_What is expected_
Whenever a line below holds the word "K₂CO₃", copy that line.

## start

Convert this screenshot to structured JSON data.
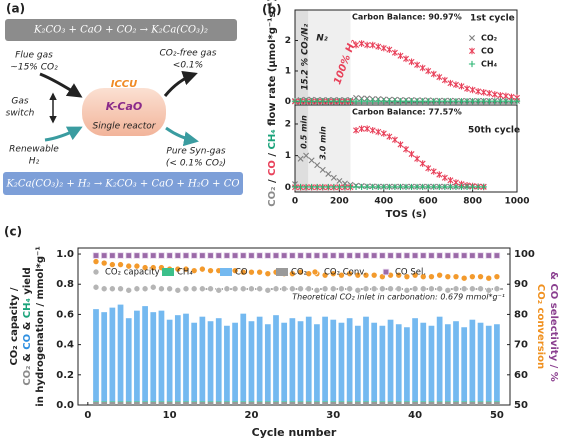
{
  "diagram": {
    "panel_labels": [
      "(a)",
      "(b)",
      "(c)"
    ],
    "equation_top": "K₂CO₃ + CaO + CO₂ → K₂Ca(CO₃)₂",
    "flue_gas": [
      "Flue gas",
      "~15% CO₂"
    ],
    "co2_free": [
      "CO₂-free gas",
      "<0.1%"
    ],
    "iccu": "ICCU",
    "reactor": "K-CaO",
    "single_reactor": "Single reactor",
    "gas_switch": [
      "Gas",
      "switch"
    ],
    "renewable": [
      "Renewable",
      "H₂"
    ],
    "syngas": [
      "Pure Syn-gas",
      "(< 0.1% CO₂)"
    ],
    "equation_bottom": "K₂Ca(CO₃)₂ + H₂ → K₂CO₃ + CaO + H₂O + CO"
  },
  "chart_data": [
    {
      "type": "scatter",
      "x": [
        0,
        25,
        50,
        75,
        100,
        125,
        150,
        175,
        200,
        225,
        250,
        275,
        300,
        325,
        350,
        375,
        400,
        425,
        450,
        475,
        500,
        525,
        550,
        575,
        600,
        625,
        650,
        675,
        700,
        725,
        750,
        775,
        800,
        825,
        850,
        875,
        900,
        925,
        950,
        975,
        1000
      ],
      "xlim": [
        0,
        1000
      ],
      "ylim": [
        -0.05,
        3
      ],
      "yticks": [
        0,
        1,
        2
      ],
      "regions": [
        {
          "x": [
            0,
            60
          ],
          "color": "#dedede"
        },
        {
          "x": [
            60,
            250
          ],
          "color": "#efefef"
        }
      ],
      "ylabel_parts": [
        {
          "text": "CO₂",
          "color": "#8a8a8a"
        },
        {
          "text": " / ",
          "color": "#222222"
        },
        {
          "text": "CO",
          "color": "#e8415a"
        },
        {
          "text": " / ",
          "color": "#222222"
        },
        {
          "text": "CH₄",
          "color": "#1aa37a"
        },
        {
          "text": " flow rate (µmol*g⁻¹s⁻¹)",
          "color": "#222222"
        }
      ],
      "legend": true,
      "annotations": [
        "Carbon Balance: 90.97%",
        "1st cycle",
        "15.2 % CO₂/N₂",
        "N₂",
        "100% H₂"
      ],
      "series": [
        {
          "name": "CO₂",
          "color": "#7f7f7f",
          "marker": "x",
          "values": [
            0.02,
            0.05,
            0.06,
            0.06,
            0.05,
            0.05,
            0.05,
            0.05,
            0.05,
            0.05,
            0.05,
            0.12,
            0.1,
            0.1,
            0.08,
            0.08,
            0.07,
            0.06,
            0.06,
            0.05,
            0.05,
            0.05,
            0.04,
            0.04,
            0.04,
            0.03,
            0.03,
            0.03,
            0.03,
            0.02,
            0.02,
            0.02,
            0.02,
            0.02,
            0.02,
            0.02,
            0.02,
            0.02,
            0.02,
            0.02,
            0.02
          ]
        },
        {
          "name": "CO",
          "color": "#e8415a",
          "marker": "asterisk",
          "values": [
            0,
            0,
            0,
            0,
            0,
            0,
            0,
            0,
            0,
            0,
            0,
            1.85,
            1.9,
            1.85,
            1.85,
            1.8,
            1.75,
            1.7,
            1.6,
            1.5,
            1.4,
            1.3,
            1.2,
            1.1,
            1.0,
            0.9,
            0.8,
            0.7,
            0.6,
            0.55,
            0.5,
            0.42,
            0.38,
            0.33,
            0.3,
            0.27,
            0.23,
            0.2,
            0.18,
            0.15,
            0.12
          ]
        },
        {
          "name": "CH₄",
          "color": "#2bb673",
          "marker": "plus",
          "values": [
            0.01,
            0.01,
            0.01,
            0.01,
            0.01,
            0.01,
            0.01,
            0.01,
            0.01,
            0.01,
            0.01,
            0.01,
            0.01,
            0.01,
            0.01,
            0.01,
            0.01,
            0.01,
            0.01,
            0.01,
            0.01,
            0.01,
            0.01,
            0.01,
            0.01,
            0.01,
            0.01,
            0.01,
            0.01,
            0.01,
            0.01,
            0.01,
            0.01,
            0.01,
            0.01,
            0.01,
            0.01,
            0.01,
            0.01,
            0.01,
            0.01
          ]
        }
      ]
    },
    {
      "type": "scatter",
      "x": [
        0,
        25,
        50,
        75,
        100,
        125,
        150,
        175,
        200,
        225,
        250,
        275,
        300,
        325,
        350,
        375,
        400,
        425,
        450,
        475,
        500,
        525,
        550,
        575,
        600,
        625,
        650,
        675,
        700,
        725,
        750,
        775,
        800,
        825,
        850,
        875,
        900,
        925,
        950,
        975,
        1000
      ],
      "xlim": [
        0,
        1000
      ],
      "ylim": [
        -0.15,
        2.6
      ],
      "yticks": [
        0,
        1,
        2
      ],
      "xticks": [
        0,
        200,
        400,
        600,
        800,
        1000
      ],
      "xlabel": "TOS (s)",
      "regions": [
        {
          "x": [
            0,
            60
          ],
          "color": "#dedede"
        },
        {
          "x": [
            60,
            250
          ],
          "color": "#efefef"
        }
      ],
      "annotations": [
        "Carbon Balance: 77.57%",
        "50th cycle",
        "0.5 min",
        "3.0 min"
      ],
      "series": [
        {
          "name": "CO₂",
          "color": "#7f7f7f",
          "marker": "x",
          "values": [
            0.1,
            0.9,
            1.0,
            0.85,
            0.7,
            0.55,
            0.42,
            0.3,
            0.2,
            0.12,
            0.08,
            0.05,
            0.04,
            0.03,
            0.03,
            0.02,
            0.02,
            0.02,
            0.02,
            0.02,
            0.02,
            0.02,
            0.02,
            0.02,
            0.02,
            0.02,
            0.02,
            0.02,
            0.02,
            0.02,
            0.02,
            0.02,
            0.02,
            0.02,
            0.02,
            null,
            null,
            null,
            null,
            null,
            null
          ]
        },
        {
          "name": "CO",
          "color": "#e8415a",
          "marker": "asterisk",
          "values": [
            0,
            0,
            0,
            0,
            0,
            0,
            0,
            0,
            0,
            0,
            0,
            1.8,
            1.85,
            1.85,
            1.8,
            1.75,
            1.7,
            1.6,
            1.5,
            1.35,
            1.2,
            1.05,
            0.9,
            0.75,
            0.6,
            0.5,
            0.4,
            0.3,
            0.22,
            0.15,
            0.1,
            0.06,
            0.04,
            0.02,
            0.01,
            null,
            null,
            null,
            null,
            null,
            null
          ]
        },
        {
          "name": "CH₄",
          "color": "#2bb673",
          "marker": "plus",
          "values": [
            0.01,
            0.01,
            0.01,
            0.01,
            0.01,
            0.01,
            0.01,
            0.01,
            0.01,
            0.01,
            0.01,
            0.01,
            0.01,
            0.01,
            0.01,
            0.01,
            0.01,
            0.01,
            0.01,
            0.01,
            0.01,
            0.01,
            0.01,
            0.01,
            0.01,
            0.01,
            0.01,
            0.01,
            0.01,
            0.01,
            0.01,
            0.01,
            0.01,
            0.01,
            0.01,
            null,
            null,
            null,
            null,
            null,
            null
          ]
        }
      ]
    },
    {
      "type": "bar",
      "x": [
        1,
        2,
        3,
        4,
        5,
        6,
        7,
        8,
        9,
        10,
        11,
        12,
        13,
        14,
        15,
        16,
        17,
        18,
        19,
        20,
        21,
        22,
        23,
        24,
        25,
        26,
        27,
        28,
        29,
        30,
        31,
        32,
        33,
        34,
        35,
        36,
        37,
        38,
        39,
        40,
        41,
        42,
        43,
        44,
        45,
        46,
        47,
        48,
        49,
        50
      ],
      "xlim": [
        -1.2,
        51.6
      ],
      "xticks": [
        0,
        10,
        20,
        30,
        40,
        50
      ],
      "xlabel": "Cycle number",
      "ylim": [
        0,
        1.04
      ],
      "yticks": [
        {
          "value": 0,
          "label": "0.0"
        },
        0.2,
        0.4,
        0.6,
        0.8,
        {
          "value": 1,
          "label": "1.0"
        }
      ],
      "y2lim": [
        50,
        102
      ],
      "y2ticks": [
        50,
        60,
        70,
        80,
        90,
        100
      ],
      "ylabel_lines": [
        [
          {
            "text": "CO₂ capacity /",
            "color": "#222222"
          }
        ],
        [
          {
            "text": "CO₂",
            "color": "#8a8a8a"
          },
          {
            "text": " & ",
            "color": "#222222"
          },
          {
            "text": "CO",
            "color": "#2f8fe0"
          },
          {
            "text": " & ",
            "color": "#222222"
          },
          {
            "text": "CH₄",
            "color": "#1aa37a"
          },
          {
            "text": " yield",
            "color": "#222222"
          }
        ],
        [
          {
            "text": "in hydrogenation / mmol*g⁻¹",
            "color": "#222222"
          }
        ]
      ],
      "y2label_lines": [
        [
          {
            "text": "CO₂ conversion",
            "color": "#f0901e"
          }
        ],
        [
          {
            "text": "& CO selectivity / %",
            "color": "#8a3f8f"
          }
        ]
      ],
      "annotation": "Theoretical CO₂ inlet in carbonation: 0.679 mmol*g⁻¹",
      "series": [
        {
          "name": "CO₂ capacity",
          "color": "#b5b5b5",
          "marker": "circle",
          "values": [
            0.78,
            0.77,
            0.77,
            0.77,
            0.76,
            0.77,
            0.77,
            0.78,
            0.77,
            0.77,
            0.76,
            0.77,
            0.77,
            0.77,
            0.77,
            0.76,
            0.77,
            0.77,
            0.77,
            0.77,
            0.77,
            0.76,
            0.77,
            0.77,
            0.77,
            0.77,
            0.77,
            0.76,
            0.77,
            0.77,
            0.77,
            0.77,
            0.76,
            0.77,
            0.77,
            0.77,
            0.77,
            0.77,
            0.76,
            0.77,
            0.77,
            0.77,
            0.77,
            0.76,
            0.77,
            0.77,
            0.77,
            0.77,
            0.76,
            0.77
          ]
        },
        {
          "name": "CO₂",
          "color": "#9a9a9a",
          "marker": "bar",
          "values": [
            0.02,
            0.02,
            0.02,
            0.02,
            0.02,
            0.02,
            0.02,
            0.02,
            0.02,
            0.02,
            0.02,
            0.02,
            0.02,
            0.02,
            0.02,
            0.02,
            0.02,
            0.02,
            0.02,
            0.02,
            0.02,
            0.02,
            0.02,
            0.02,
            0.02,
            0.02,
            0.02,
            0.02,
            0.02,
            0.02,
            0.02,
            0.02,
            0.02,
            0.02,
            0.02,
            0.02,
            0.02,
            0.02,
            0.02,
            0.02,
            0.02,
            0.02,
            0.02,
            0.02,
            0.02,
            0.02,
            0.02,
            0.02,
            0.02,
            0.02
          ]
        },
        {
          "name": "CH₄",
          "color": "#3cbf8a",
          "marker": "bar",
          "values": [
            0.005,
            0.005,
            0.005,
            0.005,
            0.005,
            0.005,
            0.005,
            0.005,
            0.005,
            0.005,
            0.005,
            0.005,
            0.005,
            0.005,
            0.005,
            0.005,
            0.005,
            0.005,
            0.005,
            0.005,
            0.005,
            0.005,
            0.005,
            0.005,
            0.005,
            0.005,
            0.005,
            0.005,
            0.005,
            0.005,
            0.005,
            0.005,
            0.005,
            0.005,
            0.005,
            0.005,
            0.005,
            0.005,
            0.005,
            0.005,
            0.005,
            0.005,
            0.005,
            0.005,
            0.005,
            0.005,
            0.005,
            0.005,
            0.005,
            0.005
          ]
        },
        {
          "name": "CO",
          "color": "#74b9f0",
          "marker": "bar",
          "values": [
            0.61,
            0.59,
            0.62,
            0.64,
            0.55,
            0.6,
            0.63,
            0.59,
            0.6,
            0.54,
            0.57,
            0.58,
            0.52,
            0.56,
            0.53,
            0.55,
            0.5,
            0.52,
            0.58,
            0.53,
            0.56,
            0.51,
            0.57,
            0.52,
            0.55,
            0.53,
            0.56,
            0.51,
            0.56,
            0.54,
            0.52,
            0.55,
            0.5,
            0.56,
            0.52,
            0.5,
            0.54,
            0.51,
            0.49,
            0.55,
            0.52,
            0.5,
            0.56,
            0.51,
            0.53,
            0.49,
            0.54,
            0.52,
            0.5,
            0.51
          ]
        },
        {
          "name": "CO₂ Conv.",
          "color": "#f39a2c",
          "marker": "circle",
          "axis": "y2",
          "values": [
            97.5,
            97,
            96.5,
            96.5,
            96,
            96,
            95.5,
            95.5,
            95.5,
            95,
            95,
            95,
            94.5,
            95,
            94.5,
            94.5,
            94,
            94.5,
            94,
            94,
            94,
            93.5,
            94,
            93.5,
            93.5,
            94,
            93.5,
            93.5,
            93,
            93.5,
            93,
            93.5,
            93,
            93,
            93,
            92.5,
            93,
            93,
            92.5,
            93,
            92.5,
            92.5,
            93,
            92.5,
            92.5,
            92,
            92.5,
            92.5,
            92,
            92.5
          ]
        },
        {
          "name": "CO Sel.",
          "color": "#9b6aa8",
          "marker": "square",
          "axis": "y2",
          "values": [
            99.5,
            99.5,
            99.5,
            99.5,
            99.5,
            99.5,
            99.5,
            99.5,
            99.5,
            99.5,
            99.5,
            99.5,
            99.5,
            99.5,
            99.5,
            99.5,
            99.5,
            99.5,
            99.5,
            99.5,
            99.5,
            99.5,
            99.5,
            99.5,
            99.5,
            99.5,
            99.5,
            99.5,
            99.5,
            99.5,
            99.5,
            99.5,
            99.5,
            99.5,
            99.5,
            99.5,
            99.5,
            99.5,
            99.5,
            99.5,
            99.5,
            99.5,
            99.5,
            99.5,
            99.5,
            99.5,
            99.5,
            99.5,
            99.5,
            99.5
          ]
        }
      ]
    }
  ]
}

## end

_Full output_
    "equation_top": "K₂CO₃ + CaO + CO₂ → K₂Ca(CO₃)₂",
    "equation_bottom": "K₂Ca(CO₃)₂ + H₂ → K₂CO₃ + CaO + H₂O + CO"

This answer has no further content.